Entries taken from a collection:
* * *

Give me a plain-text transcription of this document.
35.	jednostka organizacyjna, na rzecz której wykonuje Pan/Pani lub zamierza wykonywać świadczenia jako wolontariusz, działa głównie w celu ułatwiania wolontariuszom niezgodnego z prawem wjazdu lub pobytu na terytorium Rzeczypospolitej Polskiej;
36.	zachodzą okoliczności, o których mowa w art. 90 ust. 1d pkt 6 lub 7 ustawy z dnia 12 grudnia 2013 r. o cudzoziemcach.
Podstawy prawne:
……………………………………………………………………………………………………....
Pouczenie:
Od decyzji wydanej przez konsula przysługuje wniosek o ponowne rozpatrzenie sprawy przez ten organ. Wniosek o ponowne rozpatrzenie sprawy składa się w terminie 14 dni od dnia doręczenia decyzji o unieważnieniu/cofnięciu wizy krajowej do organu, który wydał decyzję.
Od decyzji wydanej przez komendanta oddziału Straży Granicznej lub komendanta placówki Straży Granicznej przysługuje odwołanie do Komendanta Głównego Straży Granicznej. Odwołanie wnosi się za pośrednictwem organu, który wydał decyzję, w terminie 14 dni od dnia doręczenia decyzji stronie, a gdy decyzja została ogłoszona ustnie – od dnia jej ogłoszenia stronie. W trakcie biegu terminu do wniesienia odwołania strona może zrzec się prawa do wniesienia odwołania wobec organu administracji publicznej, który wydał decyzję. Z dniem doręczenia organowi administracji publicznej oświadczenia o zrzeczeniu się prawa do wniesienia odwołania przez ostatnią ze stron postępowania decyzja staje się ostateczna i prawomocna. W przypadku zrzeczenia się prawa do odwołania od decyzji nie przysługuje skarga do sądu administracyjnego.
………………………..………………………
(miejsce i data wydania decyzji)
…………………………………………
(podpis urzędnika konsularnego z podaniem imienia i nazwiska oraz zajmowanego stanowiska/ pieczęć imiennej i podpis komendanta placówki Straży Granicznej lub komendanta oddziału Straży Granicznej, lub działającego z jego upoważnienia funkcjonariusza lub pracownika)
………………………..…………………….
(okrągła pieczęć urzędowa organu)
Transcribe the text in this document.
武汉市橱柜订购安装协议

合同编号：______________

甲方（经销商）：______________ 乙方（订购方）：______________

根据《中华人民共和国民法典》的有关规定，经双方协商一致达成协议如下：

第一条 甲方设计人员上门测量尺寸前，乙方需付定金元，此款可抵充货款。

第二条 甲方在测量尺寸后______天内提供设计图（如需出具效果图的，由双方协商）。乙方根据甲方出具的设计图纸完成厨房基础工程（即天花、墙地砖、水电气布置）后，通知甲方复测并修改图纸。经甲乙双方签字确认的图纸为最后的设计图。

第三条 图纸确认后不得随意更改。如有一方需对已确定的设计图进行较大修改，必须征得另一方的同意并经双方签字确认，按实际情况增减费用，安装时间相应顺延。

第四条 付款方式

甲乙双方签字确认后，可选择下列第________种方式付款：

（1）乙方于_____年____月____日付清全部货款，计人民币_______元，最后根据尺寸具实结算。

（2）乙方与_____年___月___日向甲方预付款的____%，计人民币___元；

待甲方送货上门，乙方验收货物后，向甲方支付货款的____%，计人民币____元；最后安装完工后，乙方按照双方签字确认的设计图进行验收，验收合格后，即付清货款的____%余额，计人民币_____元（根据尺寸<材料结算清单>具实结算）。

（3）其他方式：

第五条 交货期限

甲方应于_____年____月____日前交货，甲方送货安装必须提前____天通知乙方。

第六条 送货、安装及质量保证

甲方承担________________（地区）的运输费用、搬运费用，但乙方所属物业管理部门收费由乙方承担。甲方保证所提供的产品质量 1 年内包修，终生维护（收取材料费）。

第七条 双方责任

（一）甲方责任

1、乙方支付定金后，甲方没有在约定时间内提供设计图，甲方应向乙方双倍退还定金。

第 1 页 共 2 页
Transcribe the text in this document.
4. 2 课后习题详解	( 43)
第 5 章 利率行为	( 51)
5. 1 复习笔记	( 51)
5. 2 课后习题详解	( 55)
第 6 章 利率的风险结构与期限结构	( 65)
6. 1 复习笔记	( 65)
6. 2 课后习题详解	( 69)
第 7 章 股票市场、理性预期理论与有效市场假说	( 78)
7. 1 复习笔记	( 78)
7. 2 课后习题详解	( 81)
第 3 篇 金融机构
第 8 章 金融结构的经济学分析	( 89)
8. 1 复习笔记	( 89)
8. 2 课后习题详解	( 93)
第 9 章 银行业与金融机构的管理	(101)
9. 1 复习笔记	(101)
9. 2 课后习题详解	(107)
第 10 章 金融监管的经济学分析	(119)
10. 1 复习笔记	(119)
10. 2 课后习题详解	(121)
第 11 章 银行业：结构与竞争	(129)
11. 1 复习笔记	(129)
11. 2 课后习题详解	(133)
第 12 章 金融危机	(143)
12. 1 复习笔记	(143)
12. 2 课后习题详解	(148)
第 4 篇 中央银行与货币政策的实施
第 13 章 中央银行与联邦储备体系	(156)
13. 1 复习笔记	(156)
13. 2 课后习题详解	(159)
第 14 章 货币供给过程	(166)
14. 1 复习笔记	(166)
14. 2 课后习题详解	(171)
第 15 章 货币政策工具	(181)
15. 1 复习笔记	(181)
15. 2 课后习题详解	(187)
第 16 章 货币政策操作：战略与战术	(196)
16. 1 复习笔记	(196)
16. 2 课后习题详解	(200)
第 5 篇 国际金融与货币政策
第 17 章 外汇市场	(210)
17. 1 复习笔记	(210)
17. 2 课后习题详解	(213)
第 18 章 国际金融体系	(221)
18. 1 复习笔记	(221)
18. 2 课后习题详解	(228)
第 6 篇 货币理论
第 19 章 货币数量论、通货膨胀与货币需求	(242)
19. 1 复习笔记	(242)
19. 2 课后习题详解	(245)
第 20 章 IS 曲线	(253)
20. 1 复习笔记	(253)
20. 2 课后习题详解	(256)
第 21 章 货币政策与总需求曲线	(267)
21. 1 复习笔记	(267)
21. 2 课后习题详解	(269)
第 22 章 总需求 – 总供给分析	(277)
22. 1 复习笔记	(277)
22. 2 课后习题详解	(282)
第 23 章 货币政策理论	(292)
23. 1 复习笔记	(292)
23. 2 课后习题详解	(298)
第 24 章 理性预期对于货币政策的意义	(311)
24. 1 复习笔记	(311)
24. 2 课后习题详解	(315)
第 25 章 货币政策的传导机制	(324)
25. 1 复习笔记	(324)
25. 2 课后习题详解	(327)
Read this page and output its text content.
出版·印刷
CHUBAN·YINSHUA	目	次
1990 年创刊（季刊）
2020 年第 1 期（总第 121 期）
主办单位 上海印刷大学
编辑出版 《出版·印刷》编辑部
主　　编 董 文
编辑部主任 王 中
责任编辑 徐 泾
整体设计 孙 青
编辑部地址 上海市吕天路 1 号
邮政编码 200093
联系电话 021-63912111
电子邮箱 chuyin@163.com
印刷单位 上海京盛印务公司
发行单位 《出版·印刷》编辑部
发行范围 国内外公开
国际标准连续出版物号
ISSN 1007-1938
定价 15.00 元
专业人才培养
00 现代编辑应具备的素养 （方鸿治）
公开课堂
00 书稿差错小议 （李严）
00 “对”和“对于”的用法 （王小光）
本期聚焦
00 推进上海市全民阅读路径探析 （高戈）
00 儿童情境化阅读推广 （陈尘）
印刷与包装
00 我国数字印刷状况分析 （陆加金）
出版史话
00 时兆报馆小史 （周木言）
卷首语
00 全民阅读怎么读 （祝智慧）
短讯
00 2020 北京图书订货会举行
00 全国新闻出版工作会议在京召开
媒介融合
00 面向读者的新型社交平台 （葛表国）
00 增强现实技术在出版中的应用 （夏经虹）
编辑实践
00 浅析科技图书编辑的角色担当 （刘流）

* * *

Aim of the task: Only a number is wanted: how many lines of the material above hold "doręczenia"?

Output of the task: 2